» **Extract to read**
-- START --

The DNN consists of multiple layers of inter-connected elements called neurons. Each neuron outputs an activation through a weighted sum of previous layer activations and a non-linear activation function. The first layer takes as input the acoustic features and the following layers take as input the previous layer activations. The class presence probabilities are obtained through the activations of the final layer. The network parameters (weights of the neurons) are learned through an iterative process where parameters are updated using an optimization algorithm (e.g., gradient descent) and a loss function (e.g., cross-entropy) [13, p. 171]. Part of the training examples are left out from the actual learning process, for validation, being used to evaluate the performance of the system between the learning iterations and to decide when the learning process should be stopped to avoid overfitting [13, p. 239]. A comprehensive description of DNNs can be found in [13] and a review of the DNN-based techniques can be found in [30]. After the network parameters are trained, the system is ready to be used for test examples.

Usage Stage The usage stage shares the acoustic feature extraction part (same parameters) with the learning stage. The same acoustic features are extracted from the input audio, and the previously learned acoustic model is used to get the class presence probabilities for each analysis frame. The class presence probabilities are acquired by a single forward-pass through the learned network. Frame-wise class presence probabilities are then processed to obtain the output in correct format for the target application as discussed in next subsections.

6.1 Sound Classification

The previously presented system structure for audio analysis can be adapted for classification applications through specific use of training examples, output layer for the network, and post-processing of the frame-wise class presence probabilities. In the classification task, a segment of audio is classified into a single predefined class for single-label classification, or into multiple predefined classes for multi-label classification, depending on the target application. Audio analysis systems performing multi-label classification are also referred to as audio tagging systems. Illustrative examples of system inputs and outputs for these applications are shown in Fig. 2.1.

Single-Label Classification For single-label classification, the learning examples are audio segments with a single class annotated throughout. The annotations are encoded into target outputs which are used in the learning stage together with audio signals. In this case, classes are mutually exclusive. This condition is included into the neural network architecture by using output layer with softmax activation function, which will normalize outputted frame-level class presence probabilities to sum up to one [13, p. 78]. In the usage stage, the frame-level class presence probabilities within the classified item (e.g., audio segment) are first calculated. These probabilities can be used to get the overall classification output in two different ways: by doing classification at frame-level and combining results, or by combining frame-level information and doing final classification at item level. In the frame-level approach, classification is done first for each frame by assigning each frame the label with the highest class presence probability, and then majority voting is used among these frame-level results to get the final classification result. In the item-level approach, the frame-level class presence probabilities are summed up class-wise and the final classification is done by assigning the item the label with highest combined probability. This type of system architecture has been utilized for both acoustic scene classification [2, 27, 36] and sound event classification tasks [21, 28].

-- END --

» **Recorded information**
-- START --

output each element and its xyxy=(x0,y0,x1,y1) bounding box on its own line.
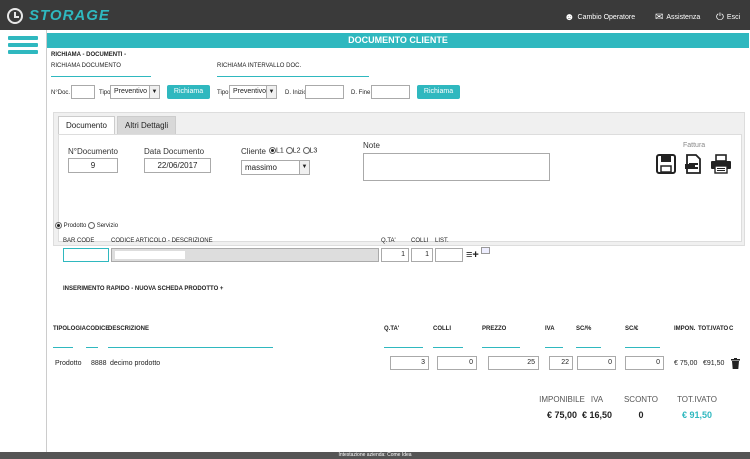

-- END --

Give a continuation of the passage on DNN-based sound classification, picking up right after its final sentence. None of the lines above have any bearing on what is asked here.

» **Expected answer**
Multi-Label Classification For multi-label classification or audio tagging, the learning examples contain audio annotated similarly as for single-label classification, only this time multiple classes can be active at same time in the annotations. In this case, the neural network architecture is using an output layer with sigmoid activation, which will output class presence probabilities independently in the range (0, 1) [13, p. 65]. In the usage stage, the frame-level class presence probabilities within the classified item (e.g., audio segment) are calculated and collected over the item. The final class-wise activity estimation is done, for example, based on the average frame-level class presence probability and binarization with a threshold σ. Since the average frame-level class presence probability is in the range [0,1], an unbiased selection for σ would be 0.5 [5]. The threshold σ can be adjusted if there is any bias towards less false-alarms (false positives) or less misses (false negatives) in the usage stage. The same overall system architecture has been used in many published works [6, 28, 38]. A system architecture for multi-label sound classification is shown in Fig. 2.10, where highlighted blocks are modified compared to the basic architecture (see Fig. 2.9 for comparison).

Fig. 2.10
figure 10

Multi-label sound classification. Adapted blocks compared to the basic system architecture shown in Fig. 2.9 are highlighted

6.2 Sound Event Detection

The basic system structure can also be adapted for detection applications. In the detection task, temporal activity is estimated along with actual class labels for the events. A system architecture for sound event detection is shown in Fig. 2.11. The highlighted blocks are the ones different compared to the basic architecture from Fig. 2.9.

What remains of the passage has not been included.